(Data entries)

* * * * *

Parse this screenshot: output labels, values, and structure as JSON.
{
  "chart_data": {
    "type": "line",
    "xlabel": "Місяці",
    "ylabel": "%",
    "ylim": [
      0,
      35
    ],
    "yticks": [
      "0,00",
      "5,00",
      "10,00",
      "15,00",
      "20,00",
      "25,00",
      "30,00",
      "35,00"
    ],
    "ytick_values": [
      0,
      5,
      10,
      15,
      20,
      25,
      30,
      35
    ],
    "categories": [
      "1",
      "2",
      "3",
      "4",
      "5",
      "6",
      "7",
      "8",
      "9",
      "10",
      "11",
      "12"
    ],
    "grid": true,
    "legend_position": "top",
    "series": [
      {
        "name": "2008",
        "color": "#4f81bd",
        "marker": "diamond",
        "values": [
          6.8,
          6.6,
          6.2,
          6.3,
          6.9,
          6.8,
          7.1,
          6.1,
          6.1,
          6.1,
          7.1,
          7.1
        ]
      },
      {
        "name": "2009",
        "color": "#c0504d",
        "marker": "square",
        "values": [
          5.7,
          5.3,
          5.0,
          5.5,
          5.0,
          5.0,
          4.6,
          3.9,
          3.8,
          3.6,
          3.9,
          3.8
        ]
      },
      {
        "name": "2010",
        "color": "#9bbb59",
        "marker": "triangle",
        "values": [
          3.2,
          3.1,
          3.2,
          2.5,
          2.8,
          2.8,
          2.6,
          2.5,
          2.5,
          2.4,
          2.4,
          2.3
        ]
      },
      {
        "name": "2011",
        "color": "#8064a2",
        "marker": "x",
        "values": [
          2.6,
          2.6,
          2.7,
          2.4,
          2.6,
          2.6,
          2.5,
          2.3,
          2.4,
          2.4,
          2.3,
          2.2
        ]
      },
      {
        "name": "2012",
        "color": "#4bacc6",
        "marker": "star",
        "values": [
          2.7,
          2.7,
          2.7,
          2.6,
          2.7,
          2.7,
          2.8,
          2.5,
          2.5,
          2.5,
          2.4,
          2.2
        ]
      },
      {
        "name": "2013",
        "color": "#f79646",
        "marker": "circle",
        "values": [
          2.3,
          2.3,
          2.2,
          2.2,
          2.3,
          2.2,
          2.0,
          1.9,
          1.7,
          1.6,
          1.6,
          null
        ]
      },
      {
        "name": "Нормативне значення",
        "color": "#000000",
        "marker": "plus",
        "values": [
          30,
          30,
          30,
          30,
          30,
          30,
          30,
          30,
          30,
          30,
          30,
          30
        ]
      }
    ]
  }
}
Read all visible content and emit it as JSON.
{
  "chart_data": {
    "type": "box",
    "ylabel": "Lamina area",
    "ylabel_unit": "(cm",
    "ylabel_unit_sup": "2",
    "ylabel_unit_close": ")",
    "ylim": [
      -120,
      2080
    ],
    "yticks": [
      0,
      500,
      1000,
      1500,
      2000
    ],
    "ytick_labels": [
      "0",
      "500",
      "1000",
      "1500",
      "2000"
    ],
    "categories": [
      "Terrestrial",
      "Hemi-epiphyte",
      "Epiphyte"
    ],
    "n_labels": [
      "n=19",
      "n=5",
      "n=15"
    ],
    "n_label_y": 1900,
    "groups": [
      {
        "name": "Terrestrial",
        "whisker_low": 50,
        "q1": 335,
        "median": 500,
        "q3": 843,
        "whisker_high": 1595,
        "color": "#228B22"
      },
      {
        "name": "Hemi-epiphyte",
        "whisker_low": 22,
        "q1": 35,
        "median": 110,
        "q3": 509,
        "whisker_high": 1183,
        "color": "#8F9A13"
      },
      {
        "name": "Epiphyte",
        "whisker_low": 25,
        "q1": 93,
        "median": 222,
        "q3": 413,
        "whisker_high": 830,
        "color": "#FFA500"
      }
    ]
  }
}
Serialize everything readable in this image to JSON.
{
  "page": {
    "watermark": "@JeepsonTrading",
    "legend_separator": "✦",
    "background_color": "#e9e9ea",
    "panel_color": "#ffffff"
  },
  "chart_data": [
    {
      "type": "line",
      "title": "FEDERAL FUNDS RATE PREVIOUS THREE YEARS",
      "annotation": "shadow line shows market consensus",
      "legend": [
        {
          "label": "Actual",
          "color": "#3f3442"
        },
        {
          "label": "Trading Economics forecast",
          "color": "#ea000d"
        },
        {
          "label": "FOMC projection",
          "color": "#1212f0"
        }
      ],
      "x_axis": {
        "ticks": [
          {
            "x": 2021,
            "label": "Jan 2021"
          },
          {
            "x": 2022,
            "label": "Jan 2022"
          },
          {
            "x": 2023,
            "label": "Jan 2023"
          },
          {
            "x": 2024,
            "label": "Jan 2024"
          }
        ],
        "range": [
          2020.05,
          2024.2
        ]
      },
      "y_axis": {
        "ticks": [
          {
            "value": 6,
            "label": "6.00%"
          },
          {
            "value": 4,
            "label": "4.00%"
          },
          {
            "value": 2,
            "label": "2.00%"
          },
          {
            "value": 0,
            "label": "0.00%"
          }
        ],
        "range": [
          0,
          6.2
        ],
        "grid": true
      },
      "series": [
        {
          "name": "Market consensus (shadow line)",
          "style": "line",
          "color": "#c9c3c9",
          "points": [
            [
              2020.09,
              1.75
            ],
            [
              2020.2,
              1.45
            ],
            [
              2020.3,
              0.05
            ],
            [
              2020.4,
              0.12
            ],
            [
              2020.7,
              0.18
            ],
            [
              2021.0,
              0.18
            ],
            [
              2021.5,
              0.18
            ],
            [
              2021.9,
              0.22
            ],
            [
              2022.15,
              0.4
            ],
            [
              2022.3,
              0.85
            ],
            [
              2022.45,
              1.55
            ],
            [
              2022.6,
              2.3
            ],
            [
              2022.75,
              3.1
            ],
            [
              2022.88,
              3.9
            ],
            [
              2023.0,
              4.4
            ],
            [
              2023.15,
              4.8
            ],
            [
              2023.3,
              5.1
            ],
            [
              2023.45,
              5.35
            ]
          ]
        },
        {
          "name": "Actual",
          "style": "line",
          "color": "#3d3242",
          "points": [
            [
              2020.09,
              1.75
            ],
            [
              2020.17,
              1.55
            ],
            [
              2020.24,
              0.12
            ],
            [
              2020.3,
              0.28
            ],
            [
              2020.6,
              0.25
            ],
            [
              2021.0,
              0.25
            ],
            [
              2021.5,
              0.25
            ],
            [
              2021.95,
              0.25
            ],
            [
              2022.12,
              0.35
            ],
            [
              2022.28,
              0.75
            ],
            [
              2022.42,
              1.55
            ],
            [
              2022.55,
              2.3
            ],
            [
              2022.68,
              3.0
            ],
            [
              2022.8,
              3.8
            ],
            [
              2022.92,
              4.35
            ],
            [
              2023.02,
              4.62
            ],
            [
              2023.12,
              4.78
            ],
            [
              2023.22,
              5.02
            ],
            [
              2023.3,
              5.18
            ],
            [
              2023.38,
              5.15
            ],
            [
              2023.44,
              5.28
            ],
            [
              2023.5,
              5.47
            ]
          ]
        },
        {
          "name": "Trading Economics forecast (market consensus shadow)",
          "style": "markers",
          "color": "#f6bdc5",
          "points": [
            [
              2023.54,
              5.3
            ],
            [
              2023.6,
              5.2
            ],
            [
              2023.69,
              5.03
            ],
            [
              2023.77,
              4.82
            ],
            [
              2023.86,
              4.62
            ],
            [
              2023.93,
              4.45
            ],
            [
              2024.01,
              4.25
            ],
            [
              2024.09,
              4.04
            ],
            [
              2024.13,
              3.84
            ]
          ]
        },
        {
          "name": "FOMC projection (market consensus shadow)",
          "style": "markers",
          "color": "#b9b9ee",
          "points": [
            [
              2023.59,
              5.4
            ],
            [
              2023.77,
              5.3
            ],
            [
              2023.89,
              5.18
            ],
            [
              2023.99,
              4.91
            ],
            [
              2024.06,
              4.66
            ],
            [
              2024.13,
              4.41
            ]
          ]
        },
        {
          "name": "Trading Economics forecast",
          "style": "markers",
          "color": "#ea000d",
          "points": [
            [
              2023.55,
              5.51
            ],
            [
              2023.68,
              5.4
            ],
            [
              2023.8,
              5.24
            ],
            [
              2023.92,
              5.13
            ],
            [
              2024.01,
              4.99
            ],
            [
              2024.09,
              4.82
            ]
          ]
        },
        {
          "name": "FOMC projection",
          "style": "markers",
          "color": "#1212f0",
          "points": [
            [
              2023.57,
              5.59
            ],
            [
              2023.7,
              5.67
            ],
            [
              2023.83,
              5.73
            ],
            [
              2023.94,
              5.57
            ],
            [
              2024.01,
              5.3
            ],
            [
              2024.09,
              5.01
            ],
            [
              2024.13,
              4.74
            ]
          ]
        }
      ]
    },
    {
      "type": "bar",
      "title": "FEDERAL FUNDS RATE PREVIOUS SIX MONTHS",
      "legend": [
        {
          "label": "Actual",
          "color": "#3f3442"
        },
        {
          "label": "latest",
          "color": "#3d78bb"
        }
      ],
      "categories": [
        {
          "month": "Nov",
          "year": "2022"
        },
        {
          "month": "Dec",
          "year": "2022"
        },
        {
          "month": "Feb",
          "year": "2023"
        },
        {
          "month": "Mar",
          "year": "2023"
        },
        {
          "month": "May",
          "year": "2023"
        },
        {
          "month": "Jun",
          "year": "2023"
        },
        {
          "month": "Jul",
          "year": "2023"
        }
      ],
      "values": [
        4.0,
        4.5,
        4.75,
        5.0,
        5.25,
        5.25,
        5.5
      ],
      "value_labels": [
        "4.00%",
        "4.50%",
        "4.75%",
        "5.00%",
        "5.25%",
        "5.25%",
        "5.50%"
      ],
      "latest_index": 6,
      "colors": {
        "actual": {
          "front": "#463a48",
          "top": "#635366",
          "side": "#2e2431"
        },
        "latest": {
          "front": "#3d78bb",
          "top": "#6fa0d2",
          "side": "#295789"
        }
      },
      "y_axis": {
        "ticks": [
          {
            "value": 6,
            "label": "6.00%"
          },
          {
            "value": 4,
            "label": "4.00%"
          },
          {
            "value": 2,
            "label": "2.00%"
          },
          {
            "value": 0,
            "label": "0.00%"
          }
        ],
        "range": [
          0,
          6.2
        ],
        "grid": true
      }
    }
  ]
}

* * * * *

Go through the material above and count the lines that include "Economics". Give the number alone.

▸ SOLUTION TO THIS EXERCISE:
3